— start EXTRACTED MATERIAL —
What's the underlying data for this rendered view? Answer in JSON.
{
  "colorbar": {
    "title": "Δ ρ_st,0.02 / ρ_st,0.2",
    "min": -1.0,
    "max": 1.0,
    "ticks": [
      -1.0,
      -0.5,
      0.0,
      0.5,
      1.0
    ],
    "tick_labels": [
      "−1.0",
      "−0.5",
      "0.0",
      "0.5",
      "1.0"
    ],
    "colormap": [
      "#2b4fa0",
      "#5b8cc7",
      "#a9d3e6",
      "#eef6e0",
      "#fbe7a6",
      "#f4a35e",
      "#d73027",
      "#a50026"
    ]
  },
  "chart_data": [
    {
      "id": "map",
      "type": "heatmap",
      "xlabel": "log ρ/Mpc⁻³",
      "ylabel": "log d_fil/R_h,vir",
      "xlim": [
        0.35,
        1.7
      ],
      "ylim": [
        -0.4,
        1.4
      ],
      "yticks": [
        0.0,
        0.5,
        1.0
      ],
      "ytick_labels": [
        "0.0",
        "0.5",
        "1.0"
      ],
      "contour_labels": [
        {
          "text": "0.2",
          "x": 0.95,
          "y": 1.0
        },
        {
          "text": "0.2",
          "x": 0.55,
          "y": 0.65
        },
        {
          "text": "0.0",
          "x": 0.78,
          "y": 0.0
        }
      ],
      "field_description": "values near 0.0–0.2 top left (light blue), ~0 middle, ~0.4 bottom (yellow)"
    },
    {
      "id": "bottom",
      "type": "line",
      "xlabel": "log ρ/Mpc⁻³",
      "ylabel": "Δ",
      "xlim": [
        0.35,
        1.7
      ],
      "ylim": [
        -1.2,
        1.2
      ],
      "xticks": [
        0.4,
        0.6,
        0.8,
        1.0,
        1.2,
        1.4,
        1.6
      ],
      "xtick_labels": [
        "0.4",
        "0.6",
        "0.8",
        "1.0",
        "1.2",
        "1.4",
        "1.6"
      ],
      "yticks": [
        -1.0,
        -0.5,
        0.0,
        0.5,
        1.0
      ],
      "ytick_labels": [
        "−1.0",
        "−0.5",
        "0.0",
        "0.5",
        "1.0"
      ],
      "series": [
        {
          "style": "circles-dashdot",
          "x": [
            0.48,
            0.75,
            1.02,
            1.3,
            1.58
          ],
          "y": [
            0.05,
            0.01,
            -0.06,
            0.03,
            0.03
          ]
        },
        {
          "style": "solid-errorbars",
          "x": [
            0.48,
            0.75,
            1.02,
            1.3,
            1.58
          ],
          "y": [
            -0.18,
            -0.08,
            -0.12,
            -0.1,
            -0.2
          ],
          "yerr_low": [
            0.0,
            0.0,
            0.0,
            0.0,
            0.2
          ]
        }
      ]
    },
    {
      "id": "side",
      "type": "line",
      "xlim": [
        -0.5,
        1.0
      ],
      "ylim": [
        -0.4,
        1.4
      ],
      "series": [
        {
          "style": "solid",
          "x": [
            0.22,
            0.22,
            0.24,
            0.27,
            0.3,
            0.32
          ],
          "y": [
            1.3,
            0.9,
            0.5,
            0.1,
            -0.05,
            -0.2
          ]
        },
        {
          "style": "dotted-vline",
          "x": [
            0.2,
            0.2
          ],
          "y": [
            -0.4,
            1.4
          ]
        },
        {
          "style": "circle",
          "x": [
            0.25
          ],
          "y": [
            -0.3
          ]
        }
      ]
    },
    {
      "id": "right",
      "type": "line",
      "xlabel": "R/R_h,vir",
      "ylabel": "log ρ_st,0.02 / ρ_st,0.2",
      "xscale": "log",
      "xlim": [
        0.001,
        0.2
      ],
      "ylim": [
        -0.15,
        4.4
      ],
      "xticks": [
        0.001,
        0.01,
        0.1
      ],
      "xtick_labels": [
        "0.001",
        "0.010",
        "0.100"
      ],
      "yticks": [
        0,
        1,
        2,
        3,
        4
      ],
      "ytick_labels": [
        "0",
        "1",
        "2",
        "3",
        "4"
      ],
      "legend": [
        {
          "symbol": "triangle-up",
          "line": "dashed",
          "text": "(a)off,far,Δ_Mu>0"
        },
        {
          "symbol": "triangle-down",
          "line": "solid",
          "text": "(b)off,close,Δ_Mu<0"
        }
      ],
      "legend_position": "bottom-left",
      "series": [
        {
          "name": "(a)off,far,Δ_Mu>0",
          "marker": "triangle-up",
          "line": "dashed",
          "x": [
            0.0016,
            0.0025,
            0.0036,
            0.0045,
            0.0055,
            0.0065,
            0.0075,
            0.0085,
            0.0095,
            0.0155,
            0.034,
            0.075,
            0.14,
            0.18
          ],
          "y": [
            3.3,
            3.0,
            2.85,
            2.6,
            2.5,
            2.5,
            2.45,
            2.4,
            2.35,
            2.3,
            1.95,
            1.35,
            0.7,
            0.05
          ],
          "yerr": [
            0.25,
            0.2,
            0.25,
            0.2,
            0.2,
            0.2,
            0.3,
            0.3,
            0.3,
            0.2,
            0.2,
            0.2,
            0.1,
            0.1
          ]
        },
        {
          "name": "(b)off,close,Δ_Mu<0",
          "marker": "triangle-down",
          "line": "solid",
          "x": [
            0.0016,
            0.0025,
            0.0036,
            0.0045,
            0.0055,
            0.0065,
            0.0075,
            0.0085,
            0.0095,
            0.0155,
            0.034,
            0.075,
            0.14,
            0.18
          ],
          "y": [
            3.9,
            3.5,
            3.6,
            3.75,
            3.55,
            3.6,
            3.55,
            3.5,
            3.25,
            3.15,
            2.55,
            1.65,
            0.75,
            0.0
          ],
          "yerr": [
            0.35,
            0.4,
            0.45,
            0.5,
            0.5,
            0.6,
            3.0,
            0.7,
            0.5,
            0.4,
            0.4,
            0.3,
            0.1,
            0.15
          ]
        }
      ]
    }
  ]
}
— end EXTRACTED MATERIAL —
YOUR GOAL:
Please quote the data above in full, with no line missing.

RESULT FOR THIS EXERCISE:
What's the underlying data for this rendered view? Answer in JSON.
{
  "colorbar": {
    "title": "Δ ρ_st,0.02 / ρ_st,0.2",
    "min": -1.0,
    "max": 1.0,
    "ticks": [
      -1.0,
      -0.5,
      0.0,
      0.5,
      1.0
    ],
    "tick_labels": [
      "−1.0",
      "−0.5",
      "0.0",
      "0.5",
      "1.0"
    ],
    "colormap": [
      "#2b4fa0",
      "#5b8cc7",
      "#a9d3e6",
      "#eef6e0",
      "#fbe7a6",
      "#f4a35e",
      "#d73027",
      "#a50026"
    ]
  },
  "chart_data": [
    {
      "id": "map",
      "type": "heatmap",
      "xlabel": "log ρ/Mpc⁻³",
      "ylabel": "log d_fil/R_h,vir",
      "xlim": [
        0.35,
        1.7
      ],
      "ylim": [
        -0.4,
        1.4
      ],
      "yticks": [
        0.0,
        0.5,
        1.0
      ],
      "ytick_labels": [
        "0.0",
        "0.5",
        "1.0"
      ],
      "contour_labels": [
        {
          "text": "0.2",
          "x": 0.95,
          "y": 1.0
        },
        {
          "text": "0.2",
          "x": 0.55,
          "y": 0.65
        },
        {
          "text": "0.0",
          "x": 0.78,
          "y": 0.0
        }
      ],
      "field_description": "values near 0.0–0.2 top left (light blue), ~0 middle, ~0.4 bottom (yellow)"
    },
    {
      "id": "bottom",
      "type": "line",
      "xlabel": "log ρ/Mpc⁻³",
      "ylabel": "Δ",
      "xlim": [
        0.35,
        1.7
      ],
      "ylim": [
        -1.2,
        1.2
      ],
      "xticks": [
        0.4,
        0.6,
        0.8,
        1.0,
        1.2,
        1.4,
        1.6
      ],
      "xtick_labels": [
        "0.4",
        "0.6",
        "0.8",
        "1.0",
        "1.2",
        "1.4",
        "1.6"
      ],
      "yticks": [
        -1.0,
        -0.5,
        0.0,
        0.5,
        1.0
      ],
      "ytick_labels": [
        "−1.0",
        "−0.5",
        "0.0",
        "0.5",
        "1.0"
      ],
      "series": [
        {
          "style": "circles-dashdot",
          "x": [
            0.48,
            0.75,
            1.02,
            1.3,
            1.58
          ],
          "y": [
            0.05,
            0.01,
            -0.06,
            0.03,
            0.03
          ]
        },
        {
          "style": "solid-errorbars",
          "x": [
            0.48,
            0.75,
            1.02,
            1.3,
            1.58
          ],
          "y": [
            -0.18,
            -0.08,
            -0.12,
            -0.1,
            -0.2
          ],
          "yerr_low": [
            0.0,
            0.0,
            0.0,
            0.0,
            0.2
          ]
        }
      ]
    },
    {
      "id": "side",
      "type": "line",
      "xlim": [
        -0.5,
        1.0
      ],
      "ylim": [
        -0.4,
        1.4
      ],
      "series": [
        {
          "style": "solid",
          "x": [
            0.22,
            0.22,
            0.24,
            0.27,
            0.3,
            0.32
          ],
          "y": [
            1.3,
            0.9,
            0.5,
            0.1,
            -0.05,
            -0.2
          ]
        },
        {
          "style": "dotted-vline",
          "x": [
            0.2,
            0.2
          ],
          "y": [
            -0.4,
            1.4
          ]
        },
        {
          "style": "circle",
          "x": [
            0.25
          ],
          "y": [
            -0.3
          ]
        }
      ]
    },
    {
      "id": "right",
      "type": "line",
      "xlabel": "R/R_h,vir",
      "ylabel": "log ρ_st,0.02 / ρ_st,0.2",
      "xscale": "log",
      "xlim": [
        0.001,
        0.2
      ],
      "ylim": [
        -0.15,
        4.4
      ],
      "xticks": [
        0.001,
        0.01,
        0.1
      ],
      "xtick_labels": [
        "0.001",
        "0.010",
        "0.100"
      ],
      "yticks": [
        0,
        1,
        2,
        3,
        4
      ],
      "ytick_labels": [
        "0",
        "1",
        "2",
        "3",
        "4"
      ],
      "legend": [
        {
          "symbol": "triangle-up",
          "line": "dashed",
          "text": "(a)off,far,Δ_Mu>0"
        },
        {
          "symbol": "triangle-down",
          "line": "solid",
          "text": "(b)off,close,Δ_Mu<0"
        }
      ],
      "legend_position": "bottom-left",
      "series": [
        {
          "name": "(a)off,far,Δ_Mu>0",
          "marker": "triangle-up",
          "line": "dashed",
          "x": [
            0.0016,
            0.0025,
            0.0036,
            0.0045,
            0.0055,
            0.0065,
            0.0075,
            0.0085,
            0.0095,
            0.0155,
            0.034,
            0.075,
            0.14,
            0.18
          ],
          "y": [
            3.3,
            3.0,
            2.85,
            2.6,
            2.5,
            2.5,
            2.45,
            2.4,
            2.35,
            2.3,
            1.95,
            1.35,
            0.7,
            0.05
          ],
          "yerr": [
            0.25,
            0.2,
            0.25,
            0.2,
            0.2,
            0.2,
            0.3,
            0.3,
            0.3,
            0.2,
            0.2,
            0.2,
            0.1,
            0.1
          ]
        },
        {
          "name": "(b)off,close,Δ_Mu<0",
          "marker": "triangle-down",
          "line": "solid",
          "x": [
            0.0016,
            0.0025,
            0.0036,
            0.0045,
            0.0055,
            0.0065,
            0.0075,
            0.0085,
            0.0095,
            0.0155,
            0.034,
            0.075,
            0.14,
            0.18
          ],
          "y": [
            3.9,
            3.5,
            3.6,
            3.75,
            3.55,
            3.6,
            3.55,
            3.5,
            3.25,
            3.15,
            2.55,
            1.65,
            0.75,
            0.0
          ],
          "yerr": [
            0.35,
            0.4,
            0.45,
            0.5,
            0.5,
            0.6,
            3.0,
            0.7,
            0.5,
            0.4,
            0.4,
            0.3,
            0.1,
            0.15
          ]
        }
      ]
    }
  ]
}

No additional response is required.